[Given problem]: The data below must be copied in full and without any change.

[Material provided]:
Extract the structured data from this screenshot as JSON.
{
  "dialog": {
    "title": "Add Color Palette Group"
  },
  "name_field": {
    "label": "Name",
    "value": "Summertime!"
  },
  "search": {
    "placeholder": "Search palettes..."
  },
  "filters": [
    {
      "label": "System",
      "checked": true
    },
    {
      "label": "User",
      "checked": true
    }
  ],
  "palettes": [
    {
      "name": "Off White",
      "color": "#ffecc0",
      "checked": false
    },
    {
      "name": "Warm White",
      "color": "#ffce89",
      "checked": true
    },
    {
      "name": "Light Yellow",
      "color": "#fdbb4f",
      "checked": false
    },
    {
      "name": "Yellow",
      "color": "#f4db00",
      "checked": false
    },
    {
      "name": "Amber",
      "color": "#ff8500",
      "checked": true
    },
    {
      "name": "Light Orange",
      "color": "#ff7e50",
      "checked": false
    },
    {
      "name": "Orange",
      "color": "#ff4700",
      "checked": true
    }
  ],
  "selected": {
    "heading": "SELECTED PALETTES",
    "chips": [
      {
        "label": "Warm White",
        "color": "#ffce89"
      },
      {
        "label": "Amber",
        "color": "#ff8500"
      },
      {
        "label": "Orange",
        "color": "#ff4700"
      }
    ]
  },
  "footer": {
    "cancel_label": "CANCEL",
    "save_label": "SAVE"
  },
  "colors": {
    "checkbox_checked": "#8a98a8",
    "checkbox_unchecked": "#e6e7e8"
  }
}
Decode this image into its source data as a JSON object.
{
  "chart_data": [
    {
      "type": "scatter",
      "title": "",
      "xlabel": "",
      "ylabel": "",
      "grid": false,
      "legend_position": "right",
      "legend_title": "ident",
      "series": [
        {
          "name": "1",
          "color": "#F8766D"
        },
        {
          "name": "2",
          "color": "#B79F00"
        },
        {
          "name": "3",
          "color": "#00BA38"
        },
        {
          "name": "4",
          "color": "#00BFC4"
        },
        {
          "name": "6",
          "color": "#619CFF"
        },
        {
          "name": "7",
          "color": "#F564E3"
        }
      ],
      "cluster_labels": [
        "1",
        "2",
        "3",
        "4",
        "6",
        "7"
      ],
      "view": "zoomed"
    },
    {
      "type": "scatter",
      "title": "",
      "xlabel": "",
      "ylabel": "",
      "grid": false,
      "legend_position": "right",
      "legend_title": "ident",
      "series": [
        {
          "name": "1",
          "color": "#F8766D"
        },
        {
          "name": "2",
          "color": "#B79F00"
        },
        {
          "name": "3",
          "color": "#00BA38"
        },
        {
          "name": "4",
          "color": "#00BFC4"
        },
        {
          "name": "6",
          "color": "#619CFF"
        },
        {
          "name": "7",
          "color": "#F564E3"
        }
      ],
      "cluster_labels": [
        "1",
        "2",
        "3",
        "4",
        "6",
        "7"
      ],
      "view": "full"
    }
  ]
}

[Problem solution]:
Extract the structured data from this screenshot as JSON.
{
  "dialog": {
    "title": "Add Color Palette Group"
  },
  "name_field": {
    "label": "Name",
    "value": "Summertime!"
  },
  "search": {
    "placeholder": "Search palettes..."
  },
  "filters": [
    {
      "label": "System",
      "checked": true
    },
    {
      "label": "User",
      "checked": true
    }
  ],
  "palettes": [
    {
      "name": "Off White",
      "color": "#ffecc0",
      "checked": false
    },
    {
      "name": "Warm White",
      "color": "#ffce89",
      "checked": true
    },
    {
      "name": "Light Yellow",
      "color": "#fdbb4f",
      "checked": false
    },
    {
      "name": "Yellow",
      "color": "#f4db00",
      "checked": false
    },
    {
      "name": "Amber",
      "color": "#ff8500",
      "checked": true
    },
    {
      "name": "Light Orange",
      "color": "#ff7e50",
      "checked": false
    },
    {
      "name": "Orange",
      "color": "#ff4700",
      "checked": true
    }
  ],
  "selected": {
    "heading": "SELECTED PALETTES",
    "chips": [
      {
        "label": "Warm White",
        "color": "#ffce89"
      },
      {
        "label": "Amber",
        "color": "#ff8500"
      },
      {
        "label": "Orange",
        "color": "#ff4700"
      }
    ]
  },
  "footer": {
    "cancel_label": "CANCEL",
    "save_label": "SAVE"
  },
  "colors": {
    "checkbox_checked": "#8a98a8",
    "checkbox_unchecked": "#e6e7e8"
  }
}
Decode this image into its source data as a JSON object.
{
  "chart_data": [
    {
      "type": "scatter",
      "title": "",
      "xlabel": "",
      "ylabel": "",
      "grid": false,
      "legend_position": "right",
      "legend_title": "ident",
      "series": [
        {
          "name": "1",
          "color": "#F8766D"
        },
        {
          "name": "2",
          "color": "#B79F00"
        },
        {
          "name": "3",
          "color": "#00BA38"
        },
        {
          "name": "4",
          "color": "#00BFC4"
        },
        {
          "name": "6",
          "color": "#619CFF"
        },
        {
          "name": "7",
          "color": "#F564E3"
        }
      ],
      "cluster_labels": [
        "1",
        "2",
        "3",
        "4",
        "6",
        "7"
      ],
      "view": "zoomed"
    },
    {
      "type": "scatter",
      "title": "",
      "xlabel": "",
      "ylabel": "",
      "grid": false,
      "legend_position": "right",
      "legend_title": "ident",
      "series": [
        {
          "name": "1",
          "color": "#F8766D"
        },
        {
          "name": "2",
          "color": "#B79F00"
        },
        {
          "name": "3",
          "color": "#00BA38"
        },
        {
          "name": "4",
          "color": "#00BFC4"
        },
        {
          "name": "6",
          "color": "#619CFF"
        },
        {
          "name": "7",
          "color": "#F564E3"
        }
      ],
      "cluster_labels": [
        "1",
        "2",
        "3",
        "4",
        "6",
        "7"
      ],
      "view": "full"
    }
  ]
}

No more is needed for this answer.